# start of TEXT SEGMENT

# Battle for Civilisation



## RamistThomist (May 21, 2008)

The Battle for Civilization

Looks interesting. While some would critique him because he "didn't mention Jesus and so is secretly importing a secularist worldview," I would hold off on such a critique just now. I would like to see where this goes.


----------



## Davidius (May 21, 2008)

What's with the video? Are the producers Mormons?


----------



## lwadkins (May 22, 2008)

Geoffrey Botkin

Geoffrey Botkin Geoffrey Botkin is a Christian leader and mentor to pastors in New Zealand, a nation that holds promise for the reformation of Christian civilization. Geoffrey is currently traveling in the United States with his wife Victoria and seven children. He has lectured on philosophy and history at Hillsdale College, on politics at the Heritage Foundation, on film at the San Antonio Independent Christian Film Festival, and on theology at worldview conferences in the U.S. and New Zealand. Geoffrey is the father of Anna Sophia and Elizabeth Botkin, recent co-authors of Vision Forum’s best-selling book, So Much More, a book which is reintroducing the West to concepts of multi-generational family fruitfulness and the ways daughters can become cultural leaders by becoming dynamic assets of family and church.


----------



## lwadkins (May 22, 2008)

Hmmm, after searching the internet for info, I have been unable to determine just what "Geoffrey Botkin is a *Christian* leader" means. Can't seem to find any information except the label *"Christian"* which today it seems anyone can appropriate.


----------

# end of TEXT SEGMENT

> **WHAT YOU WILL DO**
A) From the forum thread, output the passage between "Geoffrey Botkin Geoffrey" and "family and church.", inclusive.
B) According to the forum thread, where did Geoffrey Botkin lecture on politics?
C) Translate this sentence from the forum thread into Spanish: "Geoffrey is currently traveling in the United States with his wife Victoria and seven children."

# start of DATASET EXTRACT

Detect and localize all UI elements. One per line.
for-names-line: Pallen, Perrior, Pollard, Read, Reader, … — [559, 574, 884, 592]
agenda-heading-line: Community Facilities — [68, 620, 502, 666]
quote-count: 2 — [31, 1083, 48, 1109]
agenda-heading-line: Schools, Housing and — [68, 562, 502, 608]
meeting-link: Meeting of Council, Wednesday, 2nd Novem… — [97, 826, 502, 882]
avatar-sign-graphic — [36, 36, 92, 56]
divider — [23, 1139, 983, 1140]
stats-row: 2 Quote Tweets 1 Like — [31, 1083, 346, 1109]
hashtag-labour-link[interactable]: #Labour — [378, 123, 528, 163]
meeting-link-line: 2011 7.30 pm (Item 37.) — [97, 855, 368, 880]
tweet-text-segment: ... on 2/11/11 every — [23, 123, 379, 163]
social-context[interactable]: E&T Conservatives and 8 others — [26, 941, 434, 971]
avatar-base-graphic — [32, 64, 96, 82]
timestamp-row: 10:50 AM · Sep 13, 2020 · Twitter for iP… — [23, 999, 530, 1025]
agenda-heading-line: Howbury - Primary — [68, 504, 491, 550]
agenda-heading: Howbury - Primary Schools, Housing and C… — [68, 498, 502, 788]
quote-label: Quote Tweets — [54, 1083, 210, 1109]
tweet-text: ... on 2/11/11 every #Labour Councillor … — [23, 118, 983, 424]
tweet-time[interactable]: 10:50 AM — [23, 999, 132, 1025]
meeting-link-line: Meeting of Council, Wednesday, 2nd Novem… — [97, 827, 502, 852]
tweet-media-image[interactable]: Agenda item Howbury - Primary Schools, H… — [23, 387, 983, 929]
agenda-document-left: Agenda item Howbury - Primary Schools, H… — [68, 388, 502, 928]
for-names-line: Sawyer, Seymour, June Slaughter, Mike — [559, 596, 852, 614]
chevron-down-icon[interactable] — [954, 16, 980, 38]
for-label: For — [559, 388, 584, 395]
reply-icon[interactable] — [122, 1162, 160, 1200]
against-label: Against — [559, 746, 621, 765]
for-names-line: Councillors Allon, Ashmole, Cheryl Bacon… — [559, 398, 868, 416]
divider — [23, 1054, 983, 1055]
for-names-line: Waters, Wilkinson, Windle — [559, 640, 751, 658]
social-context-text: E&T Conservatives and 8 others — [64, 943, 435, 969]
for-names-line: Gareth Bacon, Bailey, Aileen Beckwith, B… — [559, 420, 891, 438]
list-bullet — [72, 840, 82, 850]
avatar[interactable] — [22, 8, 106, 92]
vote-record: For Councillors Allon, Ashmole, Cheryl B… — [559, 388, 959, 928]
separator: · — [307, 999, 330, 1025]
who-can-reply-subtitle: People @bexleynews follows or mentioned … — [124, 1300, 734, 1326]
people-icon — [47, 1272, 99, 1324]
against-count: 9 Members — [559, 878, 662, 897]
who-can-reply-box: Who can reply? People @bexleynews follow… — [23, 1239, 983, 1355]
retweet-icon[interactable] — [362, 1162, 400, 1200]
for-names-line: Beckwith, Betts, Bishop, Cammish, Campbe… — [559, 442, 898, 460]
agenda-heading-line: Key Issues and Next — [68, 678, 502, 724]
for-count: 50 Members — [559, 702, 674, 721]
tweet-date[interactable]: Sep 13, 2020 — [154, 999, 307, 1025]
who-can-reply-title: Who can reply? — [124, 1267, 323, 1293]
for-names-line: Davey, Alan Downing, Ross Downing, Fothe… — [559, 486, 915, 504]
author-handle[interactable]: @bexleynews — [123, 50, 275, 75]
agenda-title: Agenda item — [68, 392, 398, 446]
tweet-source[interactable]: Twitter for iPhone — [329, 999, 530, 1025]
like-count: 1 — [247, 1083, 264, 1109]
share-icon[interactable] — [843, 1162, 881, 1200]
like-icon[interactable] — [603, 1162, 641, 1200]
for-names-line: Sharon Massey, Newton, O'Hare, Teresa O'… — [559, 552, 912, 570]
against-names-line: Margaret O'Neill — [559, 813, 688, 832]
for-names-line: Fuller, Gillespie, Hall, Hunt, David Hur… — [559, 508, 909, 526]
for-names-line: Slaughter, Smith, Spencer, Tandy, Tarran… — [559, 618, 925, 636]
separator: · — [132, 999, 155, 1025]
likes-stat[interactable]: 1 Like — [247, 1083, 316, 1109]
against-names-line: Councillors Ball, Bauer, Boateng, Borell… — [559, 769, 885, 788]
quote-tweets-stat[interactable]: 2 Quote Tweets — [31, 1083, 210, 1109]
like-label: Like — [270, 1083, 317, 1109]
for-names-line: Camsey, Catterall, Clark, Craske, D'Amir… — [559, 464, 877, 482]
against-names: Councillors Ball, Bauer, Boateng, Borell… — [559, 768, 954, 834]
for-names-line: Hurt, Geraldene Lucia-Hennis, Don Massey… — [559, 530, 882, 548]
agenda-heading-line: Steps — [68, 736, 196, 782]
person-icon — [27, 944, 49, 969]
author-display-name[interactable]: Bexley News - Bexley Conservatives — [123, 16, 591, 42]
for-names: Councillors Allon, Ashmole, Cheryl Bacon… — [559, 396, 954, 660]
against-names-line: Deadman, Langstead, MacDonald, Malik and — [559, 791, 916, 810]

# end of DATASET EXTRACT

> **REPLIES**
A)
Geoffrey Botkin Geoffrey Botkin is a Christian leader and mentor to pastors in New Zealand, a nation that holds promise for the reformation of Christian civilization. Geoffrey is currently traveling in the United States with his wife Victoria and seven children. He has lectured on philosophy and history at Hillsdale College, on politics at the Heritage Foundation, on film at the San Antonio Independent Christian Film Festival, and on theology at worldview conferences in the U.S. and New Zealand. Geoffrey is the father of Anna Sophia and Elizabeth Botkin, recent co-authors of Vision Forum’s best-selling book, So Much More, a book which is reintroducing the West to concepts of multi-generational family fruitfulness and the ways daughters can become cultural leaders by becoming dynamic assets of family and church.

B) At the Heritage Foundation.

C) Geoffrey está viajando actualmente por los Estados Unidos con su esposa Victoria y sus siete hijos.